Short exercise: Copy every line that holds "Description".

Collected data

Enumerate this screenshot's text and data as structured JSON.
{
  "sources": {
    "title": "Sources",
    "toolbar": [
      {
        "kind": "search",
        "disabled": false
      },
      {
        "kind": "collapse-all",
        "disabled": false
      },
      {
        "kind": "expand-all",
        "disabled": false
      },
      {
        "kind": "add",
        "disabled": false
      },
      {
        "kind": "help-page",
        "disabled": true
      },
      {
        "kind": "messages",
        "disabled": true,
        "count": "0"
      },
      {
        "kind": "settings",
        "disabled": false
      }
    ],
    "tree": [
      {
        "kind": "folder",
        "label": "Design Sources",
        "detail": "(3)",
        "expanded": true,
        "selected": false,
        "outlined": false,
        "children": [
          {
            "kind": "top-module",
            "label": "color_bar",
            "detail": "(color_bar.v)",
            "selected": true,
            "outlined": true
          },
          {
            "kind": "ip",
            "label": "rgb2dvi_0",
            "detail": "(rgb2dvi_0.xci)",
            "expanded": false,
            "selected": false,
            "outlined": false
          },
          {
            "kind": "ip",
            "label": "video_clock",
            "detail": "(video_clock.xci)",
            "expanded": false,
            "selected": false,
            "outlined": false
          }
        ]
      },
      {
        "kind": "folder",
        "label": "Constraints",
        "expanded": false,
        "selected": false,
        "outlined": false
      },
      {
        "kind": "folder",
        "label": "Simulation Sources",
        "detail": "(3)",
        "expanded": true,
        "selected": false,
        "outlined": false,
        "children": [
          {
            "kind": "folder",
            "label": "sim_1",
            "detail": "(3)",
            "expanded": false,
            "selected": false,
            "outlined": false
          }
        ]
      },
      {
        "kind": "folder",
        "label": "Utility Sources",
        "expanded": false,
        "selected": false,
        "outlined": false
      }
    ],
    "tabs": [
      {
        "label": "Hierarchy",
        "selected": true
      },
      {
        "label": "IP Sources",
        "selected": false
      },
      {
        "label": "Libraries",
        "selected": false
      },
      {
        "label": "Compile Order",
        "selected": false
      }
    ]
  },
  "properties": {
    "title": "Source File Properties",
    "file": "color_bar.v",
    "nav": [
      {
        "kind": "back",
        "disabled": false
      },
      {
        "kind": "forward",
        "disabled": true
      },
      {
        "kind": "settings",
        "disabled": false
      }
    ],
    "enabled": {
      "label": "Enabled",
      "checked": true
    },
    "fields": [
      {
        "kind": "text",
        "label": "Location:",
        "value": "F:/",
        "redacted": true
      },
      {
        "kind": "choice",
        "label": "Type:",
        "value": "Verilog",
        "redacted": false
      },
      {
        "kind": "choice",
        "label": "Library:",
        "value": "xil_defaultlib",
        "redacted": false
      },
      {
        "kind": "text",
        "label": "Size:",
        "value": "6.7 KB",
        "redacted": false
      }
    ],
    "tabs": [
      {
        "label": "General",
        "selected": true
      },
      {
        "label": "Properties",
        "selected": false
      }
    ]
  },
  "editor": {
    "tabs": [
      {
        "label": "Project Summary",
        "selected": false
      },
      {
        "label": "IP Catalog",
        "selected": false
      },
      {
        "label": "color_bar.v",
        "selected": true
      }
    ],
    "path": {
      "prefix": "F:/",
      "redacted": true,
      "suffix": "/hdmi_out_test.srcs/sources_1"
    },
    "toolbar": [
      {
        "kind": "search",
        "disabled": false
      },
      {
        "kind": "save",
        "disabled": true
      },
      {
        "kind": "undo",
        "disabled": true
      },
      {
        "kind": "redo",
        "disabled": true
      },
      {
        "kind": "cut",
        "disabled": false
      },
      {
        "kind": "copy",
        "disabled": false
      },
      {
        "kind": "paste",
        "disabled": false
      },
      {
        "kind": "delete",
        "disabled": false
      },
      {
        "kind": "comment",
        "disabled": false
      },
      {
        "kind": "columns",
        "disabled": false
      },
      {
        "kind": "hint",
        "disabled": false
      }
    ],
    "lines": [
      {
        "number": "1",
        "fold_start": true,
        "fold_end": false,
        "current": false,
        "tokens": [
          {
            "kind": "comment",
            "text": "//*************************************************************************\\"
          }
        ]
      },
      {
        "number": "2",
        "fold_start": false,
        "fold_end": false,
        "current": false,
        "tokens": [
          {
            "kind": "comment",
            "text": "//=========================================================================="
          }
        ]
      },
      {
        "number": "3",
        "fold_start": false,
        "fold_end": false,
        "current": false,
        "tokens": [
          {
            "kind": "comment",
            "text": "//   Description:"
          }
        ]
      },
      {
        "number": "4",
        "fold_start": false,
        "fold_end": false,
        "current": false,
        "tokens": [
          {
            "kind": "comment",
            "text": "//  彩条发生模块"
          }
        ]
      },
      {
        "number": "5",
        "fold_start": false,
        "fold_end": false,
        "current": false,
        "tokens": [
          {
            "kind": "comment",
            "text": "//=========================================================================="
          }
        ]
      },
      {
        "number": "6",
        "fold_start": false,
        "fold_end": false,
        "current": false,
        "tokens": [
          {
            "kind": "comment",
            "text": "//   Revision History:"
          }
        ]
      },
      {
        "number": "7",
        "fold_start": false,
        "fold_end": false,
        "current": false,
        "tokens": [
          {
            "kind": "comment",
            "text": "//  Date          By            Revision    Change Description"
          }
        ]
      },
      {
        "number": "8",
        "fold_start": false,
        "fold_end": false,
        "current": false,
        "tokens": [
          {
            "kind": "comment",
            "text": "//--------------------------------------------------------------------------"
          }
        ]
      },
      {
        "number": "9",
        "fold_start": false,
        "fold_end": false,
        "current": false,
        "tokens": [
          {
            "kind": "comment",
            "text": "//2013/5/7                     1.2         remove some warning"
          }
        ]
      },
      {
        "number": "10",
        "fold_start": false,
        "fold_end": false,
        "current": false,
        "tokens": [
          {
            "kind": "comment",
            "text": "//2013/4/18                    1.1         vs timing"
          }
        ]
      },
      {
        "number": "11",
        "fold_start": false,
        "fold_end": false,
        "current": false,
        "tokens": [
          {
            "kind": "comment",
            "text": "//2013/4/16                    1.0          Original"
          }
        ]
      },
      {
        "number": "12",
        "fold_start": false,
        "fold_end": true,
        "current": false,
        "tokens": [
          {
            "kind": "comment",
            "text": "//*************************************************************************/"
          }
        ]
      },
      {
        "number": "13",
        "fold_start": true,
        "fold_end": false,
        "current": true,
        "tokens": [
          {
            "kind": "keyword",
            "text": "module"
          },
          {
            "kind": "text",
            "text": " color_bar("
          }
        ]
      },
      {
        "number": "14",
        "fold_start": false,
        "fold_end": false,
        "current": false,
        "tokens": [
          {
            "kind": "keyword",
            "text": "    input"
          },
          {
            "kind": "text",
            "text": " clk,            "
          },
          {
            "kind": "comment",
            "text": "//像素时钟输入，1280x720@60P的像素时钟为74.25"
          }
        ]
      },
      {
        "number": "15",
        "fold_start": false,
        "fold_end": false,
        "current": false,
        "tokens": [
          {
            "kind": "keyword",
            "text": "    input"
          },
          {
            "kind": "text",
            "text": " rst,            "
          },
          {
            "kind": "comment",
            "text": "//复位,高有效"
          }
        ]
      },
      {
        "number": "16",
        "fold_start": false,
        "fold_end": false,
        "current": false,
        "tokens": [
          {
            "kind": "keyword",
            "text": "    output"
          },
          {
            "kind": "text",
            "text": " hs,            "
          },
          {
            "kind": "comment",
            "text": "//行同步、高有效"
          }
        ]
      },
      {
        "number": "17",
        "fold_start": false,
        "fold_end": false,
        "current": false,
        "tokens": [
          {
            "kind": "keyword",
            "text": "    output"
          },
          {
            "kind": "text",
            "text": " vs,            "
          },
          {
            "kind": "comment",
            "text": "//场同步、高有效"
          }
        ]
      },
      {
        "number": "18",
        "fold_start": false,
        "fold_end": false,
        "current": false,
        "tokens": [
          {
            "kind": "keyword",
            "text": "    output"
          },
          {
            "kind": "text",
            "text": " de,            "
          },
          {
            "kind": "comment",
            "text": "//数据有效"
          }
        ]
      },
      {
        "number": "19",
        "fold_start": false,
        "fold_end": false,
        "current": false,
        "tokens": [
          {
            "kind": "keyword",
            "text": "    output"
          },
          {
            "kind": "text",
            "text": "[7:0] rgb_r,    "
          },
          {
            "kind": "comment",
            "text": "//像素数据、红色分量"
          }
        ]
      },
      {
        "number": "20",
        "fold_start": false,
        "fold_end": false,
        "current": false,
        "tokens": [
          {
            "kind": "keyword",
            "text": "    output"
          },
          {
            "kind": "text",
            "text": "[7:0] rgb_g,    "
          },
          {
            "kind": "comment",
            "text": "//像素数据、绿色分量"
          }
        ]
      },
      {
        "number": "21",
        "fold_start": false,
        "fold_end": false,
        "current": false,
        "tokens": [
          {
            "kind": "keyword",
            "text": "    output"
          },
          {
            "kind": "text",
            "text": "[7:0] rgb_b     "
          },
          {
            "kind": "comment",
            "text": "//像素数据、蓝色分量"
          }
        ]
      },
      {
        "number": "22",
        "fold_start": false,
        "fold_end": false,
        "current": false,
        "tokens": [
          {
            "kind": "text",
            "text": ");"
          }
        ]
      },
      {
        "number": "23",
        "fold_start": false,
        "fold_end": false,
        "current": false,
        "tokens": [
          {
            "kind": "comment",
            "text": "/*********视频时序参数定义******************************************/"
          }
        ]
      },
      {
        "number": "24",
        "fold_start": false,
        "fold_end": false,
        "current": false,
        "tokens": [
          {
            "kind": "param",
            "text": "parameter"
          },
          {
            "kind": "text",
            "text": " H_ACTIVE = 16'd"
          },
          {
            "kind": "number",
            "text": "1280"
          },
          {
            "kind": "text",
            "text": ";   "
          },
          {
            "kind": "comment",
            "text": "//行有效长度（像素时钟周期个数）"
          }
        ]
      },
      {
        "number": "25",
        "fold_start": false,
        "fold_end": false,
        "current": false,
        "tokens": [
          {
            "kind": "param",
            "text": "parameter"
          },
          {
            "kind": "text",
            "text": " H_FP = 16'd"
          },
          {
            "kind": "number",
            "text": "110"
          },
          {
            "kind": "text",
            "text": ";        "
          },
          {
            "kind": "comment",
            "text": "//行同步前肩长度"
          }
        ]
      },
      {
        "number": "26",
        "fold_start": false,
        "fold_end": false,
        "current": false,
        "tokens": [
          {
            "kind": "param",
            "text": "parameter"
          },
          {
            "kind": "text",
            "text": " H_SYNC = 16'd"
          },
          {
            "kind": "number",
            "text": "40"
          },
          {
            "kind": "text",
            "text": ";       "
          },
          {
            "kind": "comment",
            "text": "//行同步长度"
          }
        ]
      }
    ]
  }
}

Exercise answer:
            "text": "//   Description:"
            "text": "//  Date          By            Revision    Change Description"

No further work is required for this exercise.